§ **EXERCISE DETAILS**:
Repeat exactly each line of the data provided below.

§ **EXTRACTED INFORMATION**:
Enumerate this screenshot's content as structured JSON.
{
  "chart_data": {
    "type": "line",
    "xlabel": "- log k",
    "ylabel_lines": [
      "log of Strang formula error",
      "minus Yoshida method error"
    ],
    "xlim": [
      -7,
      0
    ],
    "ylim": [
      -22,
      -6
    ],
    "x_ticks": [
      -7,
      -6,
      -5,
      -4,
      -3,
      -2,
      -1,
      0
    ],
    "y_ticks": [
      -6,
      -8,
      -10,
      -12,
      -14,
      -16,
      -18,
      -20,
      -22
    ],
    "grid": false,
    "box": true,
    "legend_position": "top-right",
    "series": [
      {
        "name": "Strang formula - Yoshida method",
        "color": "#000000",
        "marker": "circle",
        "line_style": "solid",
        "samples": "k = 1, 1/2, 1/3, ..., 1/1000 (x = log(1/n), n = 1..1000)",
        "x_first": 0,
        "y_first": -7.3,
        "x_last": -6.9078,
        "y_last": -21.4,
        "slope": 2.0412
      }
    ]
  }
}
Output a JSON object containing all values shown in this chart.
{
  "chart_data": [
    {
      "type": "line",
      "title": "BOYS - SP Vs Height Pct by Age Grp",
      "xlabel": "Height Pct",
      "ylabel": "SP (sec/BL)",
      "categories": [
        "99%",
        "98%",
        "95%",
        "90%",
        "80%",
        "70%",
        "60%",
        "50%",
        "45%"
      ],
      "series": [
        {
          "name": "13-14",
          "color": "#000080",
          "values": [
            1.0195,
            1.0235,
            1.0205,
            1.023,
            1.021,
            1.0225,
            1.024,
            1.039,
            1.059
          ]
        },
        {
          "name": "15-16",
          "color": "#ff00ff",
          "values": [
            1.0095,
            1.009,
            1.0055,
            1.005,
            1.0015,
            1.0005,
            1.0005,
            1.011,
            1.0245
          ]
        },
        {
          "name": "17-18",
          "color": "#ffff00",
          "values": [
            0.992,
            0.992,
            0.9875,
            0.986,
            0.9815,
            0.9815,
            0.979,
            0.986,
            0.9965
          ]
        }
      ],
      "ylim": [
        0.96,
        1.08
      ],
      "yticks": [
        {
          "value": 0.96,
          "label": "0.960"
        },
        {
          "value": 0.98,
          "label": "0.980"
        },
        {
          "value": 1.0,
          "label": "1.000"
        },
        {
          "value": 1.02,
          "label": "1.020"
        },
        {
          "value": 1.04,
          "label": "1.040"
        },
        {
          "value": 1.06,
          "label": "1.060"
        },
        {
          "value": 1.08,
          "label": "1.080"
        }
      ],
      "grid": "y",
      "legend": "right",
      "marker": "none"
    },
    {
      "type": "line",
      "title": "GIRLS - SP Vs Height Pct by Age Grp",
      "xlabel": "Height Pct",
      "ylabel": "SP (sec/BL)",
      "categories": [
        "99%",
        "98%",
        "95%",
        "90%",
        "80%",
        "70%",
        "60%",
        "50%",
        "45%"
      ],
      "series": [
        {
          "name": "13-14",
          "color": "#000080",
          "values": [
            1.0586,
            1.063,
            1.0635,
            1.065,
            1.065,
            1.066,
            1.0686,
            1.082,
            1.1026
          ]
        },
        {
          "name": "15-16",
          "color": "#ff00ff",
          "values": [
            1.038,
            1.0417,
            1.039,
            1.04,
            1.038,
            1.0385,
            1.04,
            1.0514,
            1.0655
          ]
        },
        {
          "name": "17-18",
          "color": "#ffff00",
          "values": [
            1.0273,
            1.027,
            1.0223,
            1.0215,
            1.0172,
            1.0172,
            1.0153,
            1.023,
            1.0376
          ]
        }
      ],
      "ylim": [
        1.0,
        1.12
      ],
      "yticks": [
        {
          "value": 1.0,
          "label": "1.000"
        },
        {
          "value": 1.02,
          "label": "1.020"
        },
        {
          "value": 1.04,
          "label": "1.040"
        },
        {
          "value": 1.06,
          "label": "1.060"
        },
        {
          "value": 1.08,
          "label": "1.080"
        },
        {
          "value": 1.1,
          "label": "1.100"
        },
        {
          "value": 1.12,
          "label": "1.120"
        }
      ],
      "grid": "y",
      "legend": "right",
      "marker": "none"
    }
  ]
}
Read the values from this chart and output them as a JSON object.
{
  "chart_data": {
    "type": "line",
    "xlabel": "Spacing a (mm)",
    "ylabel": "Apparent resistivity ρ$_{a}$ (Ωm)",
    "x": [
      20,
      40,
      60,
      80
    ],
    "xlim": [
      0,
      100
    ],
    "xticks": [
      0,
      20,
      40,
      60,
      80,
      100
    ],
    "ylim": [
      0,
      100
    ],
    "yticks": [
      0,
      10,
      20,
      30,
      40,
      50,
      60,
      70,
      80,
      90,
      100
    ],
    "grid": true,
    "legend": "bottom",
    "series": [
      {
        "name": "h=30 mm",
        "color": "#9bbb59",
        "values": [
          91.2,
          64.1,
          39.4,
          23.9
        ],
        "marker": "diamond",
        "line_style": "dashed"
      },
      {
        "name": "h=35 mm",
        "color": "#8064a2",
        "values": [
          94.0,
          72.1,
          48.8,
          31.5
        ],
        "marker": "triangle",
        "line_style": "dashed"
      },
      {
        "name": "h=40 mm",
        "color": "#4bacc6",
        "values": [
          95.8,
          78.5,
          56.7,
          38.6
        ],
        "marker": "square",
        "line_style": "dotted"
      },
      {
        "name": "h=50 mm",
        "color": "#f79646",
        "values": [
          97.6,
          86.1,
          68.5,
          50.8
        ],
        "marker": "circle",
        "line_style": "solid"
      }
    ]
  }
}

§ **RESPONSE TO THIS TASK**:
Enumerate this screenshot's content as structured JSON.
{
  "chart_data": {
    "type": "line",
    "xlabel": "- log k",
    "ylabel_lines": [
      "log of Strang formula error",
      "minus Yoshida method error"
    ],
    "xlim": [
      -7,
      0
    ],
    "ylim": [
      -22,
      -6
    ],
    "x_ticks": [
      -7,
      -6,
      -5,
      -4,
      -3,
      -2,
      -1,
      0
    ],
    "y_ticks": [
      -6,
      -8,
      -10,
      -12,
      -14,
      -16,
      -18,
      -20,
      -22
    ],
    "grid": false,
    "box": true,
    "legend_position": "top-right",
    "series": [
      {
        "name": "Strang formula - Yoshida method",
        "color": "#000000",
        "marker": "circle",
        "line_style": "solid",
        "samples": "k = 1, 1/2, 1/3, ..., 1/1000 (x = log(1/n), n = 1..1000)",
        "x_first": 0,
        "y_first": -7.3,
        "x_last": -6.9078,
        "y_last": -21.4,
        "slope": 2.0412
      }
    ]
  }
}
Output a JSON object containing all values shown in this chart.
{
  "chart_data": [
    {
      "type": "line",
      "title": "BOYS - SP Vs Height Pct by Age Grp",
      "xlabel": "Height Pct",
      "ylabel": "SP (sec/BL)",
      "categories": [
        "99%",
        "98%",
        "95%",
        "90%",
        "80%",
        "70%",
        "60%",
        "50%",
        "45%"
      ],
      "series": [
        {
          "name": "13-14",
          "color": "#000080",
          "values": [
            1.0195,
            1.0235,
            1.0205,
            1.023,
            1.021,
            1.0225,
            1.024,
            1.039,
            1.059
          ]
        },
        {
          "name": "15-16",
          "color": "#ff00ff",
          "values": [
            1.0095,
            1.009,
            1.0055,
            1.005,
            1.0015,
            1.0005,
            1.0005,
            1.011,
            1.0245
          ]
        },
        {
          "name": "17-18",
          "color": "#ffff00",
          "values": [
            0.992,
            0.992,
            0.9875,
            0.986,
            0.9815,
            0.9815,
            0.979,
            0.986,
            0.9965
          ]
        }
      ],
      "ylim": [
        0.96,
        1.08
      ],
      "yticks": [
        {
          "value": 0.96,
          "label": "0.960"
        },
        {
          "value": 0.98,
          "label": "0.980"
        },
        {
          "value": 1.0,
          "label": "1.000"
        },
        {
          "value": 1.02,
          "label": "1.020"
        },
        {
          "value": 1.04,
          "label": "1.040"
        },
        {
          "value": 1.06,
          "label": "1.060"
        },
        {
          "value": 1.08,
          "label": "1.080"
        }
      ],
      "grid": "y",
      "legend": "right",
      "marker": "none"
    },
    {
      "type": "line",
      "title": "GIRLS - SP Vs Height Pct by Age Grp",
      "xlabel": "Height Pct",
      "ylabel": "SP (sec/BL)",
      "categories": [
        "99%",
        "98%",
        "95%",
        "90%",
        "80%",
        "70%",
        "60%",
        "50%",
        "45%"
      ],
      "series": [
        {
          "name": "13-14",
          "color": "#000080",
          "values": [
            1.0586,
            1.063,
            1.0635,
            1.065,
            1.065,
            1.066,
            1.0686,
            1.082,
            1.1026
          ]
        },
        {
          "name": "15-16",
          "color": "#ff00ff",
          "values": [
            1.038,
            1.0417,
            1.039,
            1.04,
            1.038,
            1.0385,
            1.04,
            1.0514,
            1.0655
          ]
        },
        {
          "name": "17-18",
          "color": "#ffff00",
          "values": [
            1.0273,
            1.027,
            1.0223,
            1.0215,
            1.0172,
            1.0172,
            1.0153,
            1.023,
            1.0376
          ]
        }
      ],
      "ylim": [
        1.0,
        1.12
      ],
      "yticks": [
        {
          "value": 1.0,
          "label": "1.000"
        },
        {
          "value": 1.02,
          "label": "1.020"
        },
        {
          "value": 1.04,
          "label": "1.040"
        },
        {
          "value": 1.06,
          "label": "1.060"
        },
        {
          "value": 1.08,
          "label": "1.080"
        },
        {
          "value": 1.1,
          "label": "1.100"
        },
        {
          "value": 1.12,
          "label": "1.120"
        }
      ],
      "grid": "y",
      "legend": "right",
      "marker": "none"
    }
  ]
}
Read the values from this chart and output them as a JSON object.
{
  "chart_data": {
    "type": "line",
    "xlabel": "Spacing a (mm)",
    "ylabel": "Apparent resistivity ρ$_{a}$ (Ωm)",
    "x": [
      20,
      40,
      60,
      80
    ],
    "xlim": [
      0,
      100
    ],
    "xticks": [
      0,
      20,
      40,
      60,
      80,
      100
    ],
    "ylim": [
      0,
      100
    ],
    "yticks": [
      0,
      10,
      20,
      30,
      40,
      50,
      60,
      70,
      80,
      90,
      100
    ],
    "grid": true,
    "legend": "bottom",
    "series": [
      {
        "name": "h=30 mm",
        "color": "#9bbb59",
        "values": [
          91.2,
          64.1,
          39.4,
          23.9
        ],
        "marker": "diamond",
        "line_style": "dashed"
      },
      {
        "name": "h=35 mm",
        "color": "#8064a2",
        "values": [
          94.0,
          72.1,
          48.8,
          31.5
        ],
        "marker": "triangle",
        "line_style": "dashed"
      },
      {
        "name": "h=40 mm",
        "color": "#4bacc6",
        "values": [
          95.8,
          78.5,
          56.7,
          38.6
        ],
        "marker": "square",
        "line_style": "dotted"
      },
      {
        "name": "h=50 mm",
        "color": "#f79646",
        "values": [
          97.6,
          86.1,
          68.5,
          50.8
        ],
        "marker": "circle",
        "line_style": "solid"
      }
    ]
  }
}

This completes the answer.